_Work to be completed_:
Send back the records in full, character for character.

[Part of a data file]
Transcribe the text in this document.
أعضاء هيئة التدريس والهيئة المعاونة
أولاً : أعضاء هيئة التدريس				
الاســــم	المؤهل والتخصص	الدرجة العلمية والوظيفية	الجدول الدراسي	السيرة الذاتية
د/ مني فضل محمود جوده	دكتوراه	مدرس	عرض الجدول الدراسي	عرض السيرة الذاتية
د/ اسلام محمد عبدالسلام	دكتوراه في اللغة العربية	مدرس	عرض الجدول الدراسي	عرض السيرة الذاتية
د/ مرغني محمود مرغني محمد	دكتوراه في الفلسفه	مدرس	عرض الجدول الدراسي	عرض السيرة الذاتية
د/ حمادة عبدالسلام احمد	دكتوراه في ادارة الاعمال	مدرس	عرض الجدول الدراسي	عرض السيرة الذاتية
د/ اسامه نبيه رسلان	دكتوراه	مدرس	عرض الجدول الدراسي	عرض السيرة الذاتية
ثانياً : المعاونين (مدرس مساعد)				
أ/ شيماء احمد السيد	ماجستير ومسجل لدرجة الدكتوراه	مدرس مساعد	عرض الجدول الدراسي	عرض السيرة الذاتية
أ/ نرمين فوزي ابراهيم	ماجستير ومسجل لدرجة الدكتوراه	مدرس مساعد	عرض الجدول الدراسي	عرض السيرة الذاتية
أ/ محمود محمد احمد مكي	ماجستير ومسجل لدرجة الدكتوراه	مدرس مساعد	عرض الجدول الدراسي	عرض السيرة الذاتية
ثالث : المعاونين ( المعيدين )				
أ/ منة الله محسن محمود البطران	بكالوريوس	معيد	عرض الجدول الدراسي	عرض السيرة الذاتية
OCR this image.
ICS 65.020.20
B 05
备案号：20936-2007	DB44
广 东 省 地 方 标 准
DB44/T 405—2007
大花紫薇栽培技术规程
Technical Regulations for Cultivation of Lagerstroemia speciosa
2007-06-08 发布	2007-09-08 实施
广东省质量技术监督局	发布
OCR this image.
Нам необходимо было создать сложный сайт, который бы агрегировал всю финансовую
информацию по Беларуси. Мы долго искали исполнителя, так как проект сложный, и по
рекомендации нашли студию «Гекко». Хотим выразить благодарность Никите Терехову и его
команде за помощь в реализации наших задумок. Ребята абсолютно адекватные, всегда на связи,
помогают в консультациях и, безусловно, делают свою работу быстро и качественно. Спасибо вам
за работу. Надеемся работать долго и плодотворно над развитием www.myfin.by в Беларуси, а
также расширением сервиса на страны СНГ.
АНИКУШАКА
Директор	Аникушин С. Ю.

_Task answer_:
Transcribe the text in this document.
أعضاء هيئة التدريس والهيئة المعاونة
أولاً : أعضاء هيئة التدريس				
الاســــم	المؤهل والتخصص	الدرجة العلمية والوظيفية	الجدول الدراسي	السيرة الذاتية
د/ مني فضل محمود جوده	دكتوراه	مدرس	عرض الجدول الدراسي	عرض السيرة الذاتية
د/ اسلام محمد عبدالسلام	دكتوراه في اللغة العربية	مدرس	عرض الجدول الدراسي	عرض السيرة الذاتية
د/ مرغني محمود مرغني محمد	دكتوراه في الفلسفه	مدرس	عرض الجدول الدراسي	عرض السيرة الذاتية
د/ حمادة عبدالسلام احمد	دكتوراه في ادارة الاعمال	مدرس	عرض الجدول الدراسي	عرض السيرة الذاتية
د/ اسامه نبيه رسلان	دكتوراه	مدرس	عرض الجدول الدراسي	عرض السيرة الذاتية
ثانياً : المعاونين (مدرس مساعد)				
أ/ شيماء احمد السيد	ماجستير ومسجل لدرجة الدكتوراه	مدرس مساعد	عرض الجدول الدراسي	عرض السيرة الذاتية
أ/ نرمين فوزي ابراهيم	ماجستير ومسجل لدرجة الدكتوراه	مدرس مساعد	عرض الجدول الدراسي	عرض السيرة الذاتية
أ/ محمود محمد احمد مكي	ماجستير ومسجل لدرجة الدكتوراه	مدرس مساعد	عرض الجدول الدراسي	عرض السيرة الذاتية
ثالث : المعاونين ( المعيدين )				
أ/ منة الله محسن محمود البطران	بكالوريوس	معيد	عرض الجدول الدراسي	عرض السيرة الذاتية
OCR this image.
ICS 65.020.20
B 05
备案号：20936-2007	DB44
广 东 省 地 方 标 准
DB44/T 405—2007
大花紫薇栽培技术规程
Technical Regulations for Cultivation of Lagerstroemia speciosa
2007-06-08 发布	2007-09-08 实施
广东省质量技术监督局	发布
OCR this image.
Нам необходимо было создать сложный сайт, который бы агрегировал всю финансовую
информацию по Беларуси. Мы долго искали исполнителя, так как проект сложный, и по
рекомендации нашли студию «Гекко». Хотим выразить благодарность Никите Терехову и его
команде за помощь в реализации наших задумок. Ребята абсолютно адекватные, всегда на связи,
помогают в консультациях и, безусловно, делают свою работу быстро и качественно. Спасибо вам
за работу. Надеемся работать долго и плодотворно над развитием www.myfin.by в Беларуси, а
также расширением сервиса на страны СНГ.
АНИКУШАКА
Директор	Аникушин С. Ю.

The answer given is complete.